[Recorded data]
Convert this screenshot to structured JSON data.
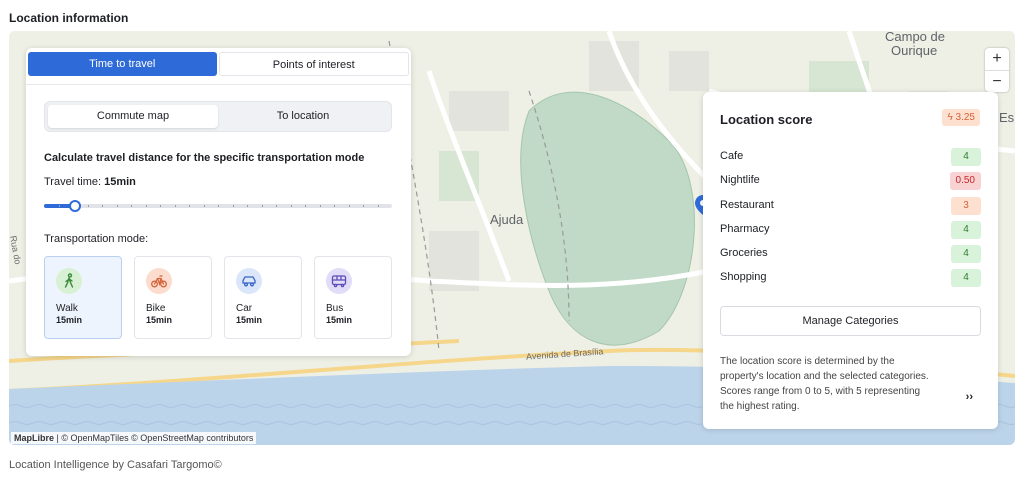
{
  "section_title": "Location information",
  "map": {
    "labels": {
      "campo_de_ourique_1": "Campo de",
      "campo_de_ourique_2": "Ourique",
      "ajuda": "Ajuda",
      "es": "Es",
      "avenida": "Avenida de Brasília",
      "rua_left": "Rua do"
    },
    "attribution_brand": "MapLibre",
    "attribution_text": " | © OpenMapTiles © OpenStreetMap contributors",
    "zoom_in": "+",
    "zoom_out": "−"
  },
  "left_panel": {
    "tabs": [
      "Time to travel",
      "Points of interest"
    ],
    "sub_tabs": [
      "Commute map",
      "To location"
    ],
    "calc_title": "Calculate travel distance for the specific transportation mode",
    "travel_time_label": "Travel time: ",
    "travel_time_value": "15min",
    "slider_fraction": 0.09,
    "mode_label": "Transportation mode:",
    "modes": [
      {
        "name": "Walk",
        "time": "15min",
        "icon": "walk-icon",
        "color": "#d8f1d5",
        "stroke": "#3b8a3a",
        "active": true
      },
      {
        "name": "Bike",
        "time": "15min",
        "icon": "bike-icon",
        "color": "#fcdccf",
        "stroke": "#d4633a"
      },
      {
        "name": "Car",
        "time": "15min",
        "icon": "car-icon",
        "color": "#dbe6fb",
        "stroke": "#3b66c4"
      },
      {
        "name": "Bus",
        "time": "15min",
        "icon": "bus-icon",
        "color": "#e1dcf7",
        "stroke": "#5d4cb8"
      }
    ]
  },
  "right_panel": {
    "title": "Location score",
    "score": "3.25",
    "score_icon": "lightning-icon",
    "rows": [
      {
        "name": "Cafe",
        "value": "4",
        "bg": "#d9f2da",
        "fg": "#2e7d32"
      },
      {
        "name": "Nightlife",
        "value": "0.50",
        "bg": "#f9d3d3",
        "fg": "#c62828"
      },
      {
        "name": "Restaurant",
        "value": "3",
        "bg": "#fde0cf",
        "fg": "#d4633a"
      },
      {
        "name": "Pharmacy",
        "value": "4",
        "bg": "#d9f2da",
        "fg": "#2e7d32"
      },
      {
        "name": "Groceries",
        "value": "4",
        "bg": "#d9f2da",
        "fg": "#2e7d32"
      },
      {
        "name": "Shopping",
        "value": "4",
        "bg": "#d9f2da",
        "fg": "#2e7d32"
      }
    ],
    "manage_button": "Manage Categories",
    "description": "The location score is determined by the property's location and the selected categories. Scores range from 0 to 5, with 5 representing the highest rating.",
    "more": "››"
  },
  "footer": "Location Intelligence by Casafari Targomo©",
  "colors": {
    "accent": "#2f6bd8",
    "score_badge_bg": "#fde0cf",
    "score_badge_fg": "#d4633a"
  }
}
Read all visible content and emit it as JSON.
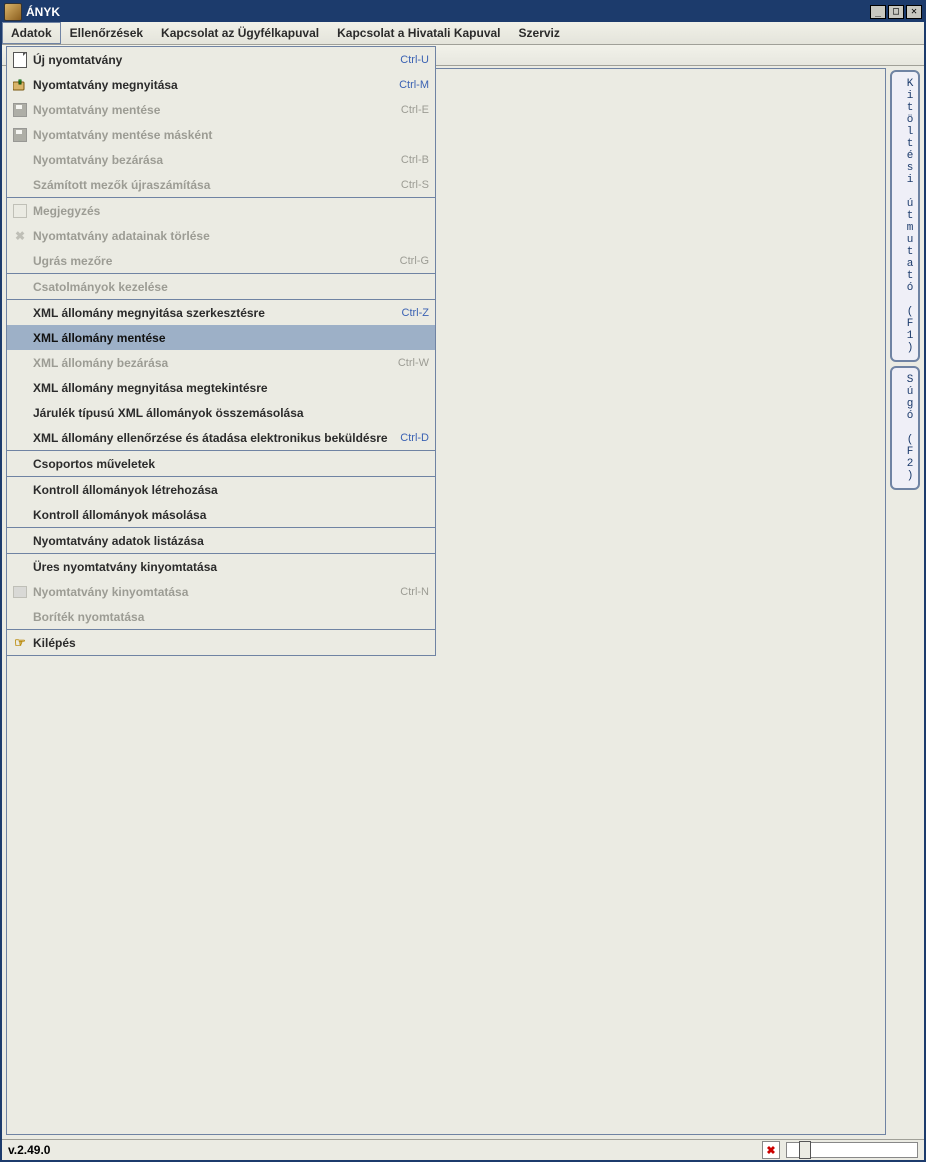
{
  "window": {
    "title": "ÁNYK"
  },
  "menubar": {
    "items": [
      "Adatok",
      "Ellenőrzések",
      "Kapcsolat az Ügyfélkapuval",
      "Kapcsolat a Hivatali Kapuval",
      "Szerviz"
    ],
    "active_index": 0
  },
  "statusbar": {
    "version": "v.2.49.0"
  },
  "sidetabs": {
    "guide": "Kitöltési útmutató (F1)",
    "help": "Súgó (F2)"
  },
  "dropdown": {
    "highlight_index": 11,
    "items": [
      {
        "label": "Új nyomtatvány",
        "accel": "Ctrl-U",
        "enabled": true,
        "icon": "doc-icon"
      },
      {
        "label": "Nyomtatvány megnyitása",
        "accel": "Ctrl-M",
        "enabled": true,
        "icon": "open-icon"
      },
      {
        "label": "Nyomtatvány mentése",
        "accel": "Ctrl-E",
        "enabled": false,
        "icon": "save-icon"
      },
      {
        "label": "Nyomtatvány mentése másként",
        "accel": "",
        "enabled": false,
        "icon": "save-icon"
      },
      {
        "label": "Nyomtatvány bezárása",
        "accel": "Ctrl-B",
        "enabled": false,
        "icon": ""
      },
      {
        "label": "Számított mezők újraszámítása",
        "accel": "Ctrl-S",
        "enabled": false,
        "icon": ""
      },
      {
        "sep": true
      },
      {
        "label": "Megjegyzés",
        "accel": "",
        "enabled": false,
        "icon": "note-icon"
      },
      {
        "label": "Nyomtatvány adatainak törlése",
        "accel": "",
        "enabled": false,
        "icon": "x-icon"
      },
      {
        "label": "Ugrás mezőre",
        "accel": "Ctrl-G",
        "enabled": false,
        "icon": ""
      },
      {
        "sep": true
      },
      {
        "label": "Csatolmányok kezelése",
        "accel": "",
        "enabled": false,
        "icon": ""
      },
      {
        "sep": true
      },
      {
        "label": "XML állomány megnyitása szerkesztésre",
        "accel": "Ctrl-Z",
        "enabled": true,
        "icon": ""
      },
      {
        "label": "XML állomány mentése",
        "accel": "",
        "enabled": false,
        "icon": ""
      },
      {
        "label": "XML állomány bezárása",
        "accel": "Ctrl-W",
        "enabled": false,
        "icon": ""
      },
      {
        "label": "XML állomány megnyitása megtekintésre",
        "accel": "",
        "enabled": true,
        "icon": ""
      },
      {
        "label": "Járulék típusú XML állományok összemásolása",
        "accel": "",
        "enabled": true,
        "icon": ""
      },
      {
        "label": "XML állomány ellenőrzése és átadása elektronikus beküldésre",
        "accel": "Ctrl-D",
        "enabled": true,
        "icon": ""
      },
      {
        "sep": true
      },
      {
        "label": "Csoportos műveletek",
        "accel": "",
        "enabled": true,
        "icon": ""
      },
      {
        "sep": true
      },
      {
        "label": "Kontroll állományok létrehozása",
        "accel": "",
        "enabled": true,
        "icon": ""
      },
      {
        "label": "Kontroll állományok másolása",
        "accel": "",
        "enabled": true,
        "icon": ""
      },
      {
        "sep": true
      },
      {
        "label": "Nyomtatvány adatok listázása",
        "accel": "",
        "enabled": true,
        "icon": ""
      },
      {
        "sep": true
      },
      {
        "label": "Üres nyomtatvány kinyomtatása",
        "accel": "",
        "enabled": true,
        "icon": ""
      },
      {
        "label": "Nyomtatvány kinyomtatása",
        "accel": "Ctrl-N",
        "enabled": false,
        "icon": "print-icon"
      },
      {
        "label": "Boríték nyomtatása",
        "accel": "",
        "enabled": false,
        "icon": ""
      },
      {
        "sep": true
      },
      {
        "label": "Kilépés",
        "accel": "",
        "enabled": true,
        "icon": "exit-icon"
      }
    ]
  }
}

AIM OF THE EXERCISE –
Leaving all pictures aside, quote each record exactly.

CORRECT RESULT –
Convert this screenshot to structured JSON data.
{
  "section_title": "Location information",
  "map": {
    "labels": {
      "campo_de_ourique_1": "Campo de",
      "campo_de_ourique_2": "Ourique",
      "ajuda": "Ajuda",
      "es": "Es",
      "avenida": "Avenida de Brasília",
      "rua_left": "Rua do"
    },
    "attribution_brand": "MapLibre",
    "attribution_text": " | © OpenMapTiles © OpenStreetMap contributors",
    "zoom_in": "+",
    "zoom_out": "−"
  },
  "left_panel": {
    "tabs": [
      "Time to travel",
      "Points of interest"
    ],
    "sub_tabs": [
      "Commute map",
      "To location"
    ],
    "calc_title": "Calculate travel distance for the specific transportation mode",
    "travel_time_label": "Travel time: ",
    "travel_time_value": "15min",
    "slider_fraction": 0.09,
    "mode_label": "Transportation mode:",
    "modes": [
      {
        "name": "Walk",
        "time": "15min",
        "icon": "walk-icon",
        "color": "#d8f1d5",
        "stroke": "#3b8a3a",
        "active": true
      },
      {
        "name": "Bike",
        "time": "15min",
        "icon": "bike-icon",
        "color": "#fcdccf",
        "stroke": "#d4633a"
      },
      {
        "name": "Car",
        "time": "15min",
        "icon": "car-icon",
        "color": "#dbe6fb",
        "stroke": "#3b66c4"
      },
      {
        "name": "Bus",
        "time": "15min",
        "icon": "bus-icon",
        "color": "#e1dcf7",
        "stroke": "#5d4cb8"
      }
    ]
  },
  "right_panel": {
    "title": "Location score",
    "score": "3.25",
    "score_icon": "lightning-icon",
    "rows": [
      {
        "name": "Cafe",
        "value": "4",
        "bg": "#d9f2da",
        "fg": "#2e7d32"
      },
      {
        "name": "Nightlife",
        "value": "0.50",
        "bg": "#f9d3d3",
        "fg": "#c62828"
      },
      {
        "name": "Restaurant",
        "value": "3",
        "bg": "#fde0cf",
        "fg": "#d4633a"
      },
      {
        "name": "Pharmacy",
        "value": "4",
        "bg": "#d9f2da",
        "fg": "#2e7d32"
      },
      {
        "name": "Groceries",
        "value": "4",
        "bg": "#d9f2da",
        "fg": "#2e7d32"
      },
      {
        "name": "Shopping",
        "value": "4",
        "bg": "#d9f2da",
        "fg": "#2e7d32"
      }
    ],
    "manage_button": "Manage Categories",
    "description": "The location score is determined by the property's location and the selected categories. Scores range from 0 to 5, with 5 representing the highest rating.",
    "more": "››"
  },
  "footer": "Location Intelligence by Casafari Targomo©",
  "colors": {
    "accent": "#2f6bd8",
    "score_badge_bg": "#fde0cf",
    "score_badge_fg": "#d4633a"
  }
}
Read all visible content and emit it as JSON.
{
  "window": {
    "title": "ÁNYK"
  },
  "menubar": {
    "items": [
      "Adatok",
      "Ellenőrzések",
      "Kapcsolat az Ügyfélkapuval",
      "Kapcsolat a Hivatali Kapuval",
      "Szerviz"
    ],
    "active_index": 0
  },
  "statusbar": {
    "version": "v.2.49.0"
  },
  "sidetabs": {
    "guide": "Kitöltési útmutató (F1)",
    "help": "Súgó (F2)"
  },
  "dropdown": {
    "highlight_index": 11,
    "items": [
      {
        "label": "Új nyomtatvány",
        "accel": "Ctrl-U",
        "enabled": true,
        "icon": "doc-icon"
      },
      {
        "label": "Nyomtatvány megnyitása",
        "accel": "Ctrl-M",
        "enabled": true,
        "icon": "open-icon"
      },
      {
        "label": "Nyomtatvány mentése",
        "accel": "Ctrl-E",
        "enabled": false,
        "icon": "save-icon"
      },
      {
        "label": "Nyomtatvány mentése másként",
        "accel": "",
        "enabled": false,
        "icon": "save-icon"
      },
      {
        "label": "Nyomtatvány bezárása",
        "accel": "Ctrl-B",
        "enabled": false,
        "icon": ""
      },
      {
        "label": "Számított mezők újraszámítása",
        "accel": "Ctrl-S",
        "enabled": false,
        "icon": ""
      },
      {
        "sep": true
      },
      {
        "label": "Megjegyzés",
        "accel": "",
        "enabled": false,
        "icon": "note-icon"
      },
      {
        "label": "Nyomtatvány adatainak törlése",
        "accel": "",
        "enabled": false,
        "icon": "x-icon"
      },
      {
        "label": "Ugrás mezőre",
        "accel": "Ctrl-G",
        "enabled": false,
        "icon": ""
      },
      {
        "sep": true
      },
      {
        "label": "Csatolmányok kezelése",
        "accel": "",
        "enabled": false,
        "icon": ""
      },
      {
        "sep": true
      },
      {
        "label": "XML állomány megnyitása szerkesztésre",
        "accel": "Ctrl-Z",
        "enabled": true,
        "icon": ""
      },
      {
        "label": "XML állomány mentése",
        "accel": "",
        "enabled": false,
        "icon": ""
      },
      {
        "label": "XML állomány bezárása",
        "accel": "Ctrl-W",
        "enabled": false,
        "icon": ""
      },
      {
        "label": "XML állomány megnyitása megtekintésre",
        "accel": "",
        "enabled": true,
        "icon": ""
      },
      {
        "label": "Járulék típusú XML állományok összemásolása",
        "accel": "",
        "enabled": true,
        "icon": ""
      },
      {
        "label": "XML állomány ellenőrzése és átadása elektronikus beküldésre",
        "accel": "Ctrl-D",
        "enabled": true,
        "icon": ""
      },
      {
        "sep": true
      },
      {
        "label": "Csoportos műveletek",
        "accel": "",
        "enabled": true,
        "icon": ""
      },
      {
        "sep": true
      },
      {
        "label": "Kontroll állományok létrehozása",
        "accel": "",
        "enabled": true,
        "icon": ""
      },
      {
        "label": "Kontroll állományok másolása",
        "accel": "",
        "enabled": true,
        "icon": ""
      },
      {
        "sep": true
      },
      {
        "label": "Nyomtatvány adatok listázása",
        "accel": "",
        "enabled": true,
        "icon": ""
      },
      {
        "sep": true
      },
      {
        "label": "Üres nyomtatvány kinyomtatása",
        "accel": "",
        "enabled": true,
        "icon": ""
      },
      {
        "label": "Nyomtatvány kinyomtatása",
        "accel": "Ctrl-N",
        "enabled": false,
        "icon": "print-icon"
      },
      {
        "label": "Boríték nyomtatása",
        "accel": "",
        "enabled": false,
        "icon": ""
      },
      {
        "sep": true
      },
      {
        "label": "Kilépés",
        "accel": "",
        "enabled": true,
        "icon": "exit-icon"
      }
    ]
  }
}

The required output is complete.